[SUPPLIED MATERIAL start]

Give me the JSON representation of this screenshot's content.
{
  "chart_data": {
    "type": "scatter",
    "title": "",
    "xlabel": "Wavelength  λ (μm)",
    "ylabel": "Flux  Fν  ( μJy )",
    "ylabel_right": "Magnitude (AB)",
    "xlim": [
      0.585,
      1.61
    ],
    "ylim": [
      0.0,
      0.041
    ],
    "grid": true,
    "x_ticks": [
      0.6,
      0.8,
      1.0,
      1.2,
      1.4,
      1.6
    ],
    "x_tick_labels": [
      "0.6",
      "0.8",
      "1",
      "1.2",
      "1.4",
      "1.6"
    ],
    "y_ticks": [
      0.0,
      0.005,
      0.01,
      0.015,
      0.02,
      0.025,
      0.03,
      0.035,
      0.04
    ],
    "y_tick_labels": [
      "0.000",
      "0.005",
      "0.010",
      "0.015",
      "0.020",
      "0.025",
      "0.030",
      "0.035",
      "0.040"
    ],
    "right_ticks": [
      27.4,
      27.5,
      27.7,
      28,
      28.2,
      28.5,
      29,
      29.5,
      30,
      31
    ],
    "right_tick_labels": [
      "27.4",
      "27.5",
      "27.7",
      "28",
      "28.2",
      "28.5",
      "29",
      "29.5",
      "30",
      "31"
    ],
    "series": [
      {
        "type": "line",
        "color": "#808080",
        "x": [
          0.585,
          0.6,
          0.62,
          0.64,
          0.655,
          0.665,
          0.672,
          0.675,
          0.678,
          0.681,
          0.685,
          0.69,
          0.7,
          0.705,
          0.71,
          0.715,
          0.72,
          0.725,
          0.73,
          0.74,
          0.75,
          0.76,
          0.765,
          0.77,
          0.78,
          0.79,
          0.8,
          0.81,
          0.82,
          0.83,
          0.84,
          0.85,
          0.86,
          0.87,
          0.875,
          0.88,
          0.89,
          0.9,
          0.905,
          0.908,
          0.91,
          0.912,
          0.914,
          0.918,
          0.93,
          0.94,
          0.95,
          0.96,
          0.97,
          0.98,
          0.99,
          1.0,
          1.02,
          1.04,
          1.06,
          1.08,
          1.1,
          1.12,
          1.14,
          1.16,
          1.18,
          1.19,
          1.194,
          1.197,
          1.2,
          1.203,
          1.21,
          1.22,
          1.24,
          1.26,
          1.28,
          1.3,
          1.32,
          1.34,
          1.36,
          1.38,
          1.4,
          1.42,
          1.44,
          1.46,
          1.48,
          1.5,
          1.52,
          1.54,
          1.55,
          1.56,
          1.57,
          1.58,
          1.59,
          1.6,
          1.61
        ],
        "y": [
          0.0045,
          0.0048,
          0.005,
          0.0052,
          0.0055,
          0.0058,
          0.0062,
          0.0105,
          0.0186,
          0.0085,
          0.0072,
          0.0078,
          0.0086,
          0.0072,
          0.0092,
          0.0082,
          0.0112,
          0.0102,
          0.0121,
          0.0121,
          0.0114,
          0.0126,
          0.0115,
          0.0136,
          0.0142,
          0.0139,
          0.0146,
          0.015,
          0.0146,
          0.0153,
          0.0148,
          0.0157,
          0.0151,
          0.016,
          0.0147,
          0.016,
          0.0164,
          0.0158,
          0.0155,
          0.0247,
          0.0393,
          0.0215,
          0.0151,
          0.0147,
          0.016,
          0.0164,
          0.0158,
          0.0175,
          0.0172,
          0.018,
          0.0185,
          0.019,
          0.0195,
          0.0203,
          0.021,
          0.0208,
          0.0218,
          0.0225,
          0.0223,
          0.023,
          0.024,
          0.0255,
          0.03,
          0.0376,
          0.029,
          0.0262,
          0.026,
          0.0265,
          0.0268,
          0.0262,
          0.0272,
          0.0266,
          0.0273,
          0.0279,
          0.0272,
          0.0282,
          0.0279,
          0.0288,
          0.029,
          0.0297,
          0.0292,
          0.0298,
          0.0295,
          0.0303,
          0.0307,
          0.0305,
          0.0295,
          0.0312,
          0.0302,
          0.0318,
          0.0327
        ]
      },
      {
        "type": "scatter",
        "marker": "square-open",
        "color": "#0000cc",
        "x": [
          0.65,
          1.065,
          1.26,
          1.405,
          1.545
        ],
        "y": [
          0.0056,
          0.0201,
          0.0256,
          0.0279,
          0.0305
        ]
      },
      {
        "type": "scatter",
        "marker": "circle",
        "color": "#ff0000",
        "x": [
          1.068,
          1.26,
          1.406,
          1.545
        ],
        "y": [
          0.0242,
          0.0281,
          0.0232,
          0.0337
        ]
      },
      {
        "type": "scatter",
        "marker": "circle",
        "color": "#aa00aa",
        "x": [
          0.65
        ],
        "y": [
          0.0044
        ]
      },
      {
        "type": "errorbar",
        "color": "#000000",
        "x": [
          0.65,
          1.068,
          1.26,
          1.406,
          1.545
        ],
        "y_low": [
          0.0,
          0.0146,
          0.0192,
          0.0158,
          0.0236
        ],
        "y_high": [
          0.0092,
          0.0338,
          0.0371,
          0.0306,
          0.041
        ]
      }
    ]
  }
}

[SUPPLIED MATERIAL end]

**EXERCISE OBJECTIVE**:
Each line must be given again exactly as written above.

**ANSWER TO THIS EXERCISE**:
Give me the JSON representation of this screenshot's content.
{
  "chart_data": {
    "type": "scatter",
    "title": "",
    "xlabel": "Wavelength  λ (μm)",
    "ylabel": "Flux  Fν  ( μJy )",
    "ylabel_right": "Magnitude (AB)",
    "xlim": [
      0.585,
      1.61
    ],
    "ylim": [
      0.0,
      0.041
    ],
    "grid": true,
    "x_ticks": [
      0.6,
      0.8,
      1.0,
      1.2,
      1.4,
      1.6
    ],
    "x_tick_labels": [
      "0.6",
      "0.8",
      "1",
      "1.2",
      "1.4",
      "1.6"
    ],
    "y_ticks": [
      0.0,
      0.005,
      0.01,
      0.015,
      0.02,
      0.025,
      0.03,
      0.035,
      0.04
    ],
    "y_tick_labels": [
      "0.000",
      "0.005",
      "0.010",
      "0.015",
      "0.020",
      "0.025",
      "0.030",
      "0.035",
      "0.040"
    ],
    "right_ticks": [
      27.4,
      27.5,
      27.7,
      28,
      28.2,
      28.5,
      29,
      29.5,
      30,
      31
    ],
    "right_tick_labels": [
      "27.4",
      "27.5",
      "27.7",
      "28",
      "28.2",
      "28.5",
      "29",
      "29.5",
      "30",
      "31"
    ],
    "series": [
      {
        "type": "line",
        "color": "#808080",
        "x": [
          0.585,
          0.6,
          0.62,
          0.64,
          0.655,
          0.665,
          0.672,
          0.675,
          0.678,
          0.681,
          0.685,
          0.69,
          0.7,
          0.705,
          0.71,
          0.715,
          0.72,
          0.725,
          0.73,
          0.74,
          0.75,
          0.76,
          0.765,
          0.77,
          0.78,
          0.79,
          0.8,
          0.81,
          0.82,
          0.83,
          0.84,
          0.85,
          0.86,
          0.87,
          0.875,
          0.88,
          0.89,
          0.9,
          0.905,
          0.908,
          0.91,
          0.912,
          0.914,
          0.918,
          0.93,
          0.94,
          0.95,
          0.96,
          0.97,
          0.98,
          0.99,
          1.0,
          1.02,
          1.04,
          1.06,
          1.08,
          1.1,
          1.12,
          1.14,
          1.16,
          1.18,
          1.19,
          1.194,
          1.197,
          1.2,
          1.203,
          1.21,
          1.22,
          1.24,
          1.26,
          1.28,
          1.3,
          1.32,
          1.34,
          1.36,
          1.38,
          1.4,
          1.42,
          1.44,
          1.46,
          1.48,
          1.5,
          1.52,
          1.54,
          1.55,
          1.56,
          1.57,
          1.58,
          1.59,
          1.6,
          1.61
        ],
        "y": [
          0.0045,
          0.0048,
          0.005,
          0.0052,
          0.0055,
          0.0058,
          0.0062,
          0.0105,
          0.0186,
          0.0085,
          0.0072,
          0.0078,
          0.0086,
          0.0072,
          0.0092,
          0.0082,
          0.0112,
          0.0102,
          0.0121,
          0.0121,
          0.0114,
          0.0126,
          0.0115,
          0.0136,
          0.0142,
          0.0139,
          0.0146,
          0.015,
          0.0146,
          0.0153,
          0.0148,
          0.0157,
          0.0151,
          0.016,
          0.0147,
          0.016,
          0.0164,
          0.0158,
          0.0155,
          0.0247,
          0.0393,
          0.0215,
          0.0151,
          0.0147,
          0.016,
          0.0164,
          0.0158,
          0.0175,
          0.0172,
          0.018,
          0.0185,
          0.019,
          0.0195,
          0.0203,
          0.021,
          0.0208,
          0.0218,
          0.0225,
          0.0223,
          0.023,
          0.024,
          0.0255,
          0.03,
          0.0376,
          0.029,
          0.0262,
          0.026,
          0.0265,
          0.0268,
          0.0262,
          0.0272,
          0.0266,
          0.0273,
          0.0279,
          0.0272,
          0.0282,
          0.0279,
          0.0288,
          0.029,
          0.0297,
          0.0292,
          0.0298,
          0.0295,
          0.0303,
          0.0307,
          0.0305,
          0.0295,
          0.0312,
          0.0302,
          0.0318,
          0.0327
        ]
      },
      {
        "type": "scatter",
        "marker": "square-open",
        "color": "#0000cc",
        "x": [
          0.65,
          1.065,
          1.26,
          1.405,
          1.545
        ],
        "y": [
          0.0056,
          0.0201,
          0.0256,
          0.0279,
          0.0305
        ]
      },
      {
        "type": "scatter",
        "marker": "circle",
        "color": "#ff0000",
        "x": [
          1.068,
          1.26,
          1.406,
          1.545
        ],
        "y": [
          0.0242,
          0.0281,
          0.0232,
          0.0337
        ]
      },
      {
        "type": "scatter",
        "marker": "circle",
        "color": "#aa00aa",
        "x": [
          0.65
        ],
        "y": [
          0.0044
        ]
      },
      {
        "type": "errorbar",
        "color": "#000000",
        "x": [
          0.65,
          1.068,
          1.26,
          1.406,
          1.545
        ],
        "y_low": [
          0.0,
          0.0146,
          0.0192,
          0.0158,
          0.0236
        ],
        "y_high": [
          0.0092,
          0.0338,
          0.0371,
          0.0306,
          0.041
        ]
      }
    ]
  }
}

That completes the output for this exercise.